* [Work instructions] Leave out the pictures and repeat the data exactly.

--- start Supplied records ---

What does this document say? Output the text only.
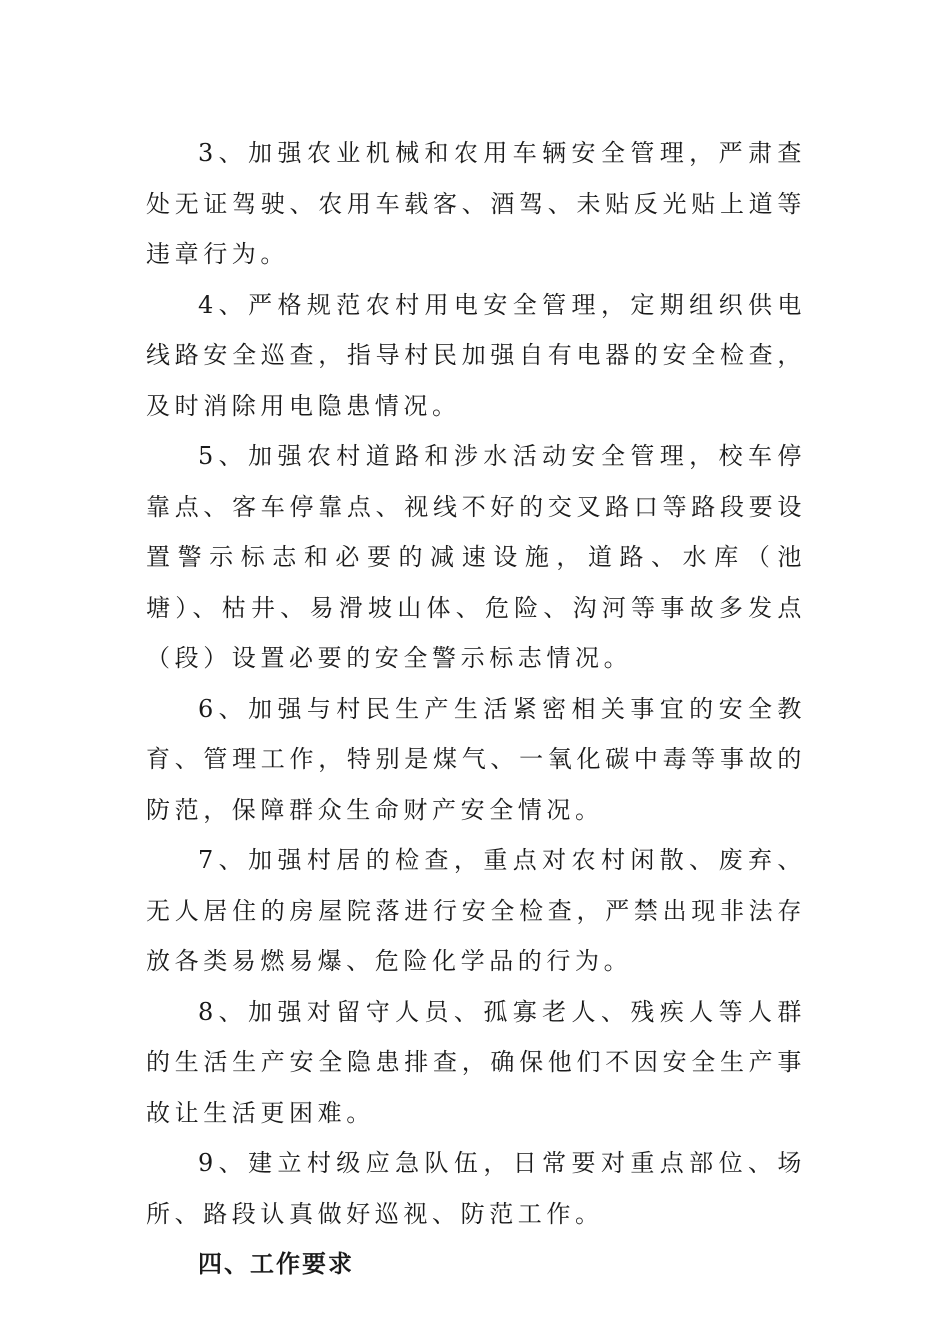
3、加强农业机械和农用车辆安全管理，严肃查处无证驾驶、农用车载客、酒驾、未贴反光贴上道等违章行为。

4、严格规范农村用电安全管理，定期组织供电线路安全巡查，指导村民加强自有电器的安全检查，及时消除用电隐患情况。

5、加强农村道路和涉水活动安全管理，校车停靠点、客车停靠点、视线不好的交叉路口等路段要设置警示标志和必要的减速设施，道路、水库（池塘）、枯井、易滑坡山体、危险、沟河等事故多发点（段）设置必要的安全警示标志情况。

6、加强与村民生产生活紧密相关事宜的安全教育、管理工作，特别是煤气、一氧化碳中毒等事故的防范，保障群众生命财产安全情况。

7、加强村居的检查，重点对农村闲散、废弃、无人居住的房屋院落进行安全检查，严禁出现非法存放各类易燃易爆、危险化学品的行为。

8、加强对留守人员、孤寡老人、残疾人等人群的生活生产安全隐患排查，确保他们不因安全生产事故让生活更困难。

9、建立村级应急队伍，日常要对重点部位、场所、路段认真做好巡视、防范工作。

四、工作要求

--- end Supplied records ---

* [Right answer]
What does this document say? Output the text only.
3、加强农业机械和农用车辆安全管理，严肃查处无证驾驶、农用车载客、酒驾、未贴反光贴上道等违章行为。

4、严格规范农村用电安全管理，定期组织供电线路安全巡查，指导村民加强自有电器的安全检查，及时消除用电隐患情况。

5、加强农村道路和涉水活动安全管理，校车停靠点、客车停靠点、视线不好的交叉路口等路段要设置警示标志和必要的减速设施，道路、水库（池塘）、枯井、易滑坡山体、危险、沟河等事故多发点（段）设置必要的安全警示标志情况。

6、加强与村民生产生活紧密相关事宜的安全教育、管理工作，特别是煤气、一氧化碳中毒等事故的防范，保障群众生命财产安全情况。

7、加强村居的检查，重点对农村闲散、废弃、无人居住的房屋院落进行安全检查，严禁出现非法存放各类易燃易爆、危险化学品的行为。

8、加强对留守人员、孤寡老人、残疾人等人群的生活生产安全隐患排查，确保他们不因安全生产事故让生活更困难。

9、建立村级应急队伍，日常要对重点部位、场所、路段认真做好巡视、防范工作。

四、工作要求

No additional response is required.